| Data in this exercise |
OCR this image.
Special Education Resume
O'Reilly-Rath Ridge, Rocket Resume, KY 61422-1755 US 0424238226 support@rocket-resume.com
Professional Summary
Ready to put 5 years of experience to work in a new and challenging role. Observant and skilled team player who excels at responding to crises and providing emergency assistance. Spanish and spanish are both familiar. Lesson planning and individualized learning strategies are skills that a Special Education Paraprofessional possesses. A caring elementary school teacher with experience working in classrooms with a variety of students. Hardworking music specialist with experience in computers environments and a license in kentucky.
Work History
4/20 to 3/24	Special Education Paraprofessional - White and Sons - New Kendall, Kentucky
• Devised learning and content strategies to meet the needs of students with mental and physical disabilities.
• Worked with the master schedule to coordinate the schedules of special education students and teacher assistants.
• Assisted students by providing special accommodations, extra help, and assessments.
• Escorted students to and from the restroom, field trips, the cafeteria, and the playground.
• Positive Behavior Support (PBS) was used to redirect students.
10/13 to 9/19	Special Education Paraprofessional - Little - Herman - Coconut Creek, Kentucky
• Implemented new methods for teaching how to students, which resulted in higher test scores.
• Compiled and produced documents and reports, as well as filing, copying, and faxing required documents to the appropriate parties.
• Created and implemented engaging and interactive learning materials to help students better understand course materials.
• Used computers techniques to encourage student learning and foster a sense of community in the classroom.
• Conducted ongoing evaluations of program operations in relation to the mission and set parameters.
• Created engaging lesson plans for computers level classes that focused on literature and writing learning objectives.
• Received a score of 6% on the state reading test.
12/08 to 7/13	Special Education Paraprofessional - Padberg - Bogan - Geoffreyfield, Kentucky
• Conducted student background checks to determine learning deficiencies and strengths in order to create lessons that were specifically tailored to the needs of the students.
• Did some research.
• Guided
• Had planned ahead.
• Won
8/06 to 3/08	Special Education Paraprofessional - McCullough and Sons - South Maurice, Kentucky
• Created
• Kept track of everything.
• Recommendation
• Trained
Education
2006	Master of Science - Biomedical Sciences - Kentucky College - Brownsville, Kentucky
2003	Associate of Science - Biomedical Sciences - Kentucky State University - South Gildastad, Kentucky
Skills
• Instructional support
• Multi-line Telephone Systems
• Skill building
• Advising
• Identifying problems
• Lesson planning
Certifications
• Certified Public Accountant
...
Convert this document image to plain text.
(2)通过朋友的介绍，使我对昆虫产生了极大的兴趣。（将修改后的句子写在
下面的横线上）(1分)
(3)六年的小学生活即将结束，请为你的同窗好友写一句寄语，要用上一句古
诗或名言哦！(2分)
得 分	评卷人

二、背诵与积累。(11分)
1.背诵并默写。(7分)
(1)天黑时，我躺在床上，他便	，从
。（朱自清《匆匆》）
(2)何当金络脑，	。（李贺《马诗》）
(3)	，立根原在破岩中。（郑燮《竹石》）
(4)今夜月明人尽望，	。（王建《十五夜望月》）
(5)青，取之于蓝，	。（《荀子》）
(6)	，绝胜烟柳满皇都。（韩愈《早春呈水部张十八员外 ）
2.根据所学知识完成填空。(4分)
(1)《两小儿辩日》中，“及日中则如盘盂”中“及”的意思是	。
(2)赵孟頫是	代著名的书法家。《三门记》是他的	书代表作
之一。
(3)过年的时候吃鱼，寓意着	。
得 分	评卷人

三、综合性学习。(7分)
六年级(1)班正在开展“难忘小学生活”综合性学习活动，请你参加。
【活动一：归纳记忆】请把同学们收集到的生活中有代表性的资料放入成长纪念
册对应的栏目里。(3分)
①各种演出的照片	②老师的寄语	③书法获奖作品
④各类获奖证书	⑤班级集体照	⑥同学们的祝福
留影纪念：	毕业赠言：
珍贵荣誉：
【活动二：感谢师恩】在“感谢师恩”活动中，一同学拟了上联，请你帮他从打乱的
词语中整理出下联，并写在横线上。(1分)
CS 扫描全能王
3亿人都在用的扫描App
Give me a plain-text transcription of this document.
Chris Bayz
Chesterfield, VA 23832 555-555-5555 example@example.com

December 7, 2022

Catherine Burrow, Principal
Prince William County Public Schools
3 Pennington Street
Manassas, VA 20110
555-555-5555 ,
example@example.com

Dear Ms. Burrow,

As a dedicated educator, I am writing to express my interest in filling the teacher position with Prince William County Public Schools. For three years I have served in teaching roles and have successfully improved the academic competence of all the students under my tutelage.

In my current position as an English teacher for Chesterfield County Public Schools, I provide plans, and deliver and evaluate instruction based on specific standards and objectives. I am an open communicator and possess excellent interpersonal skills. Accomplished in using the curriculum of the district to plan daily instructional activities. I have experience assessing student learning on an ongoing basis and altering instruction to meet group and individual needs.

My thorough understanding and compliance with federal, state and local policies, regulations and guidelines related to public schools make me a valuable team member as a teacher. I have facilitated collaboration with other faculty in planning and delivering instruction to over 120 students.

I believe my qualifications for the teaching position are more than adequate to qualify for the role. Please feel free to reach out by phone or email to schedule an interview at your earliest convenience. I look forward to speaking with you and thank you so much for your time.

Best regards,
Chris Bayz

| Required work |
Search the data for "South" and list every line in which it occurs.

| Exercise result |
8/06 to 3/08	Special Education Paraprofessional - McCullough and Sons - South Maurice, Kentucky
2003	Associate of Science - Biomedical Sciences - Kentucky State University - South Gildastad, Kentucky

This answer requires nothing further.